▽

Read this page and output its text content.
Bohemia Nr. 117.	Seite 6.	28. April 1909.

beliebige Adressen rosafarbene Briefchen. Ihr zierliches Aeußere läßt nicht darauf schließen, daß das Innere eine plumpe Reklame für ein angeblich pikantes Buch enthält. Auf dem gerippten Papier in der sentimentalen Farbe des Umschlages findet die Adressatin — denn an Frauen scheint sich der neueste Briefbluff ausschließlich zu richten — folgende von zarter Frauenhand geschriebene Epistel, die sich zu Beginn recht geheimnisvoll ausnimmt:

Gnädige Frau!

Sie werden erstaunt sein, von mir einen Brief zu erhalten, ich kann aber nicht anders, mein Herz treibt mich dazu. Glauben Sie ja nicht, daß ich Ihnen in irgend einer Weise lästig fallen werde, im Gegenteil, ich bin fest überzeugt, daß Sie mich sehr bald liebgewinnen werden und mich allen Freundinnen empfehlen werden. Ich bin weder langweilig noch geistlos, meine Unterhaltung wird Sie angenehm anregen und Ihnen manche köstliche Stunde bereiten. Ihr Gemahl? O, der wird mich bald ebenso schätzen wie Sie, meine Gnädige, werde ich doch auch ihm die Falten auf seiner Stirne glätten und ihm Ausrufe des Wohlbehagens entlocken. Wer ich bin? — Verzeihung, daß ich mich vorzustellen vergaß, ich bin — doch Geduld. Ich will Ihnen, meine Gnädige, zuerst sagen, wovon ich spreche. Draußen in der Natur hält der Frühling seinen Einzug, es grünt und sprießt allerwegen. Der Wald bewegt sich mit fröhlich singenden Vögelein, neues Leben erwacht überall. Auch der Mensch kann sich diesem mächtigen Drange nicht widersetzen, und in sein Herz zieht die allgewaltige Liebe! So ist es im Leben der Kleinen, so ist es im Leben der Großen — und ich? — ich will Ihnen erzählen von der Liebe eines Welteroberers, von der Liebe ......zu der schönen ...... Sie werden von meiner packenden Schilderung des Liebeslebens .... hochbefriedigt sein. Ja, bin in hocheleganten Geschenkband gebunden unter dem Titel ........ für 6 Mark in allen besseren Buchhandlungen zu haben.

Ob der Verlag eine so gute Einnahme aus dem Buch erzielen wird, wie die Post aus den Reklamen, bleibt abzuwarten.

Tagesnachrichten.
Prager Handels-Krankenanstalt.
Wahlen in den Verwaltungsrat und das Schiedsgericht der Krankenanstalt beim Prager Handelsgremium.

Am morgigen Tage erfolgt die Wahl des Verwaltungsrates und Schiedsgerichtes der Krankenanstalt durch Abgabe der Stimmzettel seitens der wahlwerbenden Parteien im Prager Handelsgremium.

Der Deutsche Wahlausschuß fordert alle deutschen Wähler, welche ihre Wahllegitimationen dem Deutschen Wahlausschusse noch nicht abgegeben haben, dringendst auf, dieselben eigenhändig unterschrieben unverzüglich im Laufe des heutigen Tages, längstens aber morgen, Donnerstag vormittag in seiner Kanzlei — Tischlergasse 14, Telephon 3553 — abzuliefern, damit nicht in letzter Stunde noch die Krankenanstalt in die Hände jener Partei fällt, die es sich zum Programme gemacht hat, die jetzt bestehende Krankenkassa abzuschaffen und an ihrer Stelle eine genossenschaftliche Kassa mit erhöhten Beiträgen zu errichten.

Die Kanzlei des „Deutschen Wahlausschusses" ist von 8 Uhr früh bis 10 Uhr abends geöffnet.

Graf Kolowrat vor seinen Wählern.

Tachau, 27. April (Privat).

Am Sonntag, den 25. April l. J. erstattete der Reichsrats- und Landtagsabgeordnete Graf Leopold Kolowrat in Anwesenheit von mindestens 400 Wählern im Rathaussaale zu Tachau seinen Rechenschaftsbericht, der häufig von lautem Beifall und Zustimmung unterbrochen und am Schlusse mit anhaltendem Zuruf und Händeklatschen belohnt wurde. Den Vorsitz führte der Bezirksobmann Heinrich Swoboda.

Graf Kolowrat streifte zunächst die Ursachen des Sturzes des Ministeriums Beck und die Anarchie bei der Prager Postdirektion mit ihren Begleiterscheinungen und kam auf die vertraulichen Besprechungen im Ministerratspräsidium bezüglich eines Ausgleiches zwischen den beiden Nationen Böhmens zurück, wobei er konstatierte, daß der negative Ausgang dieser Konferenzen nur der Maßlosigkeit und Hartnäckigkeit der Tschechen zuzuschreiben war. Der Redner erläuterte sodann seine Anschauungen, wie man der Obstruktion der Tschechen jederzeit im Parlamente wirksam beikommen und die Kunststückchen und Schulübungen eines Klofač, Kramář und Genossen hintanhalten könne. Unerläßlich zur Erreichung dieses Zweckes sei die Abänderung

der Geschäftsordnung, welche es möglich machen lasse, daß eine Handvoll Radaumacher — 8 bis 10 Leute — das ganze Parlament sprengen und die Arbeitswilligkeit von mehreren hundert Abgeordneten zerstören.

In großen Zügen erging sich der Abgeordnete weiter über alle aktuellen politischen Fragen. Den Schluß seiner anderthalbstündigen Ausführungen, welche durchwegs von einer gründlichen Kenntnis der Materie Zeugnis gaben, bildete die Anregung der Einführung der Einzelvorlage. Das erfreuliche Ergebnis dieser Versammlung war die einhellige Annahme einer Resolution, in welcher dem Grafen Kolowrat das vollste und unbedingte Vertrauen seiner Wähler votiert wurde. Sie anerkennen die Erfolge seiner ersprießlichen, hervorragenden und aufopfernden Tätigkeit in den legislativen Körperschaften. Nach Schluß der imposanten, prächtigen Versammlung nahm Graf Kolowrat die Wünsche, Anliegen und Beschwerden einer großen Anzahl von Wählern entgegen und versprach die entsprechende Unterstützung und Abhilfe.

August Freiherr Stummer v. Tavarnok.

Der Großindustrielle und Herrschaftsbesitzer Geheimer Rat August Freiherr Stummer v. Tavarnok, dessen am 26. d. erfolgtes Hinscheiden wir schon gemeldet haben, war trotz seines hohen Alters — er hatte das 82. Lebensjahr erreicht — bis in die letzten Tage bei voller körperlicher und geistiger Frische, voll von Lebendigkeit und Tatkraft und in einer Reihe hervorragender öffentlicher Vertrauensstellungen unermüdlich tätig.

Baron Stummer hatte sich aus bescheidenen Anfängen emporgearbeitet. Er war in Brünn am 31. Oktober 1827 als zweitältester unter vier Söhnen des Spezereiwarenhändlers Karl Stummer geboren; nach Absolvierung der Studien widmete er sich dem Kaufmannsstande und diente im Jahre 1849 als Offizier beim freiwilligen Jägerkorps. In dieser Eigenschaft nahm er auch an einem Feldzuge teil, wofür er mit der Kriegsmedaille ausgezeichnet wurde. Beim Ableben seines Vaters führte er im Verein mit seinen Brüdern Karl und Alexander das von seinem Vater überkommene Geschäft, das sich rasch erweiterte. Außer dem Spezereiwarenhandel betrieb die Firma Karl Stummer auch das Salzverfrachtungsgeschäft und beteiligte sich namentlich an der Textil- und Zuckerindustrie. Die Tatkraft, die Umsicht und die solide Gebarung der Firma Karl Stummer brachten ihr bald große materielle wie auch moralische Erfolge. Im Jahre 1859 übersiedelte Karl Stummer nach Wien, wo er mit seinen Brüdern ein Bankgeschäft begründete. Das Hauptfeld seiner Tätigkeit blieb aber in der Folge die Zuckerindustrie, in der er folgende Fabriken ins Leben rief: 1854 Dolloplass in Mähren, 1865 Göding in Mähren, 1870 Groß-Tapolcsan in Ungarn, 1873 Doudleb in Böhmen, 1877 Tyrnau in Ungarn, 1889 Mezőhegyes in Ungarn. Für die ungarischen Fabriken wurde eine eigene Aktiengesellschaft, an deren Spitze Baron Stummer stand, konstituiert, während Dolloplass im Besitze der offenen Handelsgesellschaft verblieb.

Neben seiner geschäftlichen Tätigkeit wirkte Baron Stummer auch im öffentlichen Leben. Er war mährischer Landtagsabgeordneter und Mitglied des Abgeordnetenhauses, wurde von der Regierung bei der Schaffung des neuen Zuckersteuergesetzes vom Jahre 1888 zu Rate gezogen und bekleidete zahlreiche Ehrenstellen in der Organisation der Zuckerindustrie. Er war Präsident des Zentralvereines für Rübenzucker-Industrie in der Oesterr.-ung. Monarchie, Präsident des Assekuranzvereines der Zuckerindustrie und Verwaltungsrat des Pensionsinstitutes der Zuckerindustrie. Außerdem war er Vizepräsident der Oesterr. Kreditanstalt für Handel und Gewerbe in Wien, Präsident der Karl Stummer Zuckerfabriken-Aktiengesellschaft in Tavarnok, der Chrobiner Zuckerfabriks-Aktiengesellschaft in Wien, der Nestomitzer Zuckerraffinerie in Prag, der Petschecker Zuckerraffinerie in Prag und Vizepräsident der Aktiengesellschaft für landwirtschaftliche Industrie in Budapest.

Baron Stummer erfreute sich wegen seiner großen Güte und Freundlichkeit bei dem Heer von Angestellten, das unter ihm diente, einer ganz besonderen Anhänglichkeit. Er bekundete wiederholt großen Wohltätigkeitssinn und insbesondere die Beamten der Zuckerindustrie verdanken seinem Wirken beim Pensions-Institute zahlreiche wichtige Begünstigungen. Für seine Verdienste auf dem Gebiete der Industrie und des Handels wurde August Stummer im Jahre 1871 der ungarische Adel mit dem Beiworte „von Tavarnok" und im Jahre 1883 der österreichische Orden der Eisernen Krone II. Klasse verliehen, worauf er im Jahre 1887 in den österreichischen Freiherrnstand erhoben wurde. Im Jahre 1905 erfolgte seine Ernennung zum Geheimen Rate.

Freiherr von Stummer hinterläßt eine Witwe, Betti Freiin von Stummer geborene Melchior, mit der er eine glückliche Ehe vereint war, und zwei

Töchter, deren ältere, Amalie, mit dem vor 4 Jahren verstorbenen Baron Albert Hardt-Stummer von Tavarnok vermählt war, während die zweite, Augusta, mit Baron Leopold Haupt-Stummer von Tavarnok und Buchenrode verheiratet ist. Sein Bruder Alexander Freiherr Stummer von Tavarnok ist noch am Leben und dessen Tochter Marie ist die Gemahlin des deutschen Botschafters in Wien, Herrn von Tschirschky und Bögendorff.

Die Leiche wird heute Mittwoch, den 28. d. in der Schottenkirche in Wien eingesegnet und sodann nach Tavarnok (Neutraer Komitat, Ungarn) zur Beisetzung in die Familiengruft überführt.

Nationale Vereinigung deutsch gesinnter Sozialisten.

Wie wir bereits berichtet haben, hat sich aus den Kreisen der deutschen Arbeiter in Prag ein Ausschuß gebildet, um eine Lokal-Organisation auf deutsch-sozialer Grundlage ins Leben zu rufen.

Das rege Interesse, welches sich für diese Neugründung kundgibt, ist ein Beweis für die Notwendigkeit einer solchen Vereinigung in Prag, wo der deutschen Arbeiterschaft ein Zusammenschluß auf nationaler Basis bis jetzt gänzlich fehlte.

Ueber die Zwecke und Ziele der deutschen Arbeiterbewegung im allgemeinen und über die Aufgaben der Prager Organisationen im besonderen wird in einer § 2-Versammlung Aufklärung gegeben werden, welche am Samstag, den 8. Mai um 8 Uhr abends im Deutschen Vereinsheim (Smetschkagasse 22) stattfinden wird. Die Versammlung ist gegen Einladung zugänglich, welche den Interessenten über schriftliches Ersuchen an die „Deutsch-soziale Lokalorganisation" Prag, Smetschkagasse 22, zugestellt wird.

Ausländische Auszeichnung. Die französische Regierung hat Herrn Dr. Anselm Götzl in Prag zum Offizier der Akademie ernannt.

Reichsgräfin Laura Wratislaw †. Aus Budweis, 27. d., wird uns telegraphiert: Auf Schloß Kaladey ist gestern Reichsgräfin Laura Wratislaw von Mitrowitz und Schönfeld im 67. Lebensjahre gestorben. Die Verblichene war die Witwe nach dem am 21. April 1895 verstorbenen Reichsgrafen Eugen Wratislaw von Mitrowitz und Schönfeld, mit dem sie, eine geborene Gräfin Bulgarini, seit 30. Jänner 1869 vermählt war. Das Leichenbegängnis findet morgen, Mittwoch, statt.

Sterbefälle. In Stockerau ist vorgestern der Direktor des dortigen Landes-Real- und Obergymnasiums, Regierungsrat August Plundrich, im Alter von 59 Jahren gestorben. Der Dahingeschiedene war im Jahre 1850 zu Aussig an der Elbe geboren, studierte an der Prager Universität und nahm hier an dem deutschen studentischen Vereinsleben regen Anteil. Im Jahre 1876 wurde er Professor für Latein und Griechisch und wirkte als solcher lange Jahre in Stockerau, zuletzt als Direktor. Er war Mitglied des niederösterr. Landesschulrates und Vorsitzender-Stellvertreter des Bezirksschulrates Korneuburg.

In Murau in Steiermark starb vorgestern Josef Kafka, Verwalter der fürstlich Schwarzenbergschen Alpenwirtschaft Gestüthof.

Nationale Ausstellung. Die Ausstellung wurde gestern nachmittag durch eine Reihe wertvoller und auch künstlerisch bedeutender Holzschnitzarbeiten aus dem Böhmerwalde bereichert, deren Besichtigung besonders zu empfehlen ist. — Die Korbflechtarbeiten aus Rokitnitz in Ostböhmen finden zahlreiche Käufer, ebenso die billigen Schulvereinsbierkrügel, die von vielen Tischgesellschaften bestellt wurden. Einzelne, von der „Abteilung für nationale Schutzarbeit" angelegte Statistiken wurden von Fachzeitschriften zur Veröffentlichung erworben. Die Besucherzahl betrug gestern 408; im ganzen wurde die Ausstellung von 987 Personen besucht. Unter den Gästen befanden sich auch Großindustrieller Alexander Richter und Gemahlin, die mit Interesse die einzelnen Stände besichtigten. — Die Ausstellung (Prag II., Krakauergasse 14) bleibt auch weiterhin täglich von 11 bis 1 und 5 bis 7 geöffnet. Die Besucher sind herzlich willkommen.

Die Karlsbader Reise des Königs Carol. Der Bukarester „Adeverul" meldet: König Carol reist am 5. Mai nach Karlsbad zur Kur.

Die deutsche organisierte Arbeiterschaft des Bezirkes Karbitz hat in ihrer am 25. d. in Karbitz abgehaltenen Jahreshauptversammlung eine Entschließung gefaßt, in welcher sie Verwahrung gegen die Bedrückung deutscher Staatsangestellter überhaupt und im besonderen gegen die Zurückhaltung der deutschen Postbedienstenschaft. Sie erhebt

△

PROBLEM REQUIREMENTS | Only lines with the word "Tachau" should be collected from the material.

RESPONSE |
Tachau, 27. April (Privat).
Am Sonntag, den 25. April l. J. erstattete der Reichsrats- und Landtagsabgeordnete Graf Leopold Kolowrat in Anwesenheit von mindestens 400 Wählern im Rathaussaale zu Tachau seinen Rechenschaftsbericht, der häufig von lautem Beifall und Zustimmung unterbrochen und am Schlusse mit anhaltendem Zuruf und Händeklatschen belohnt wurde. Den Vorsitz führte der Bezirksobmann Heinrich Swoboda.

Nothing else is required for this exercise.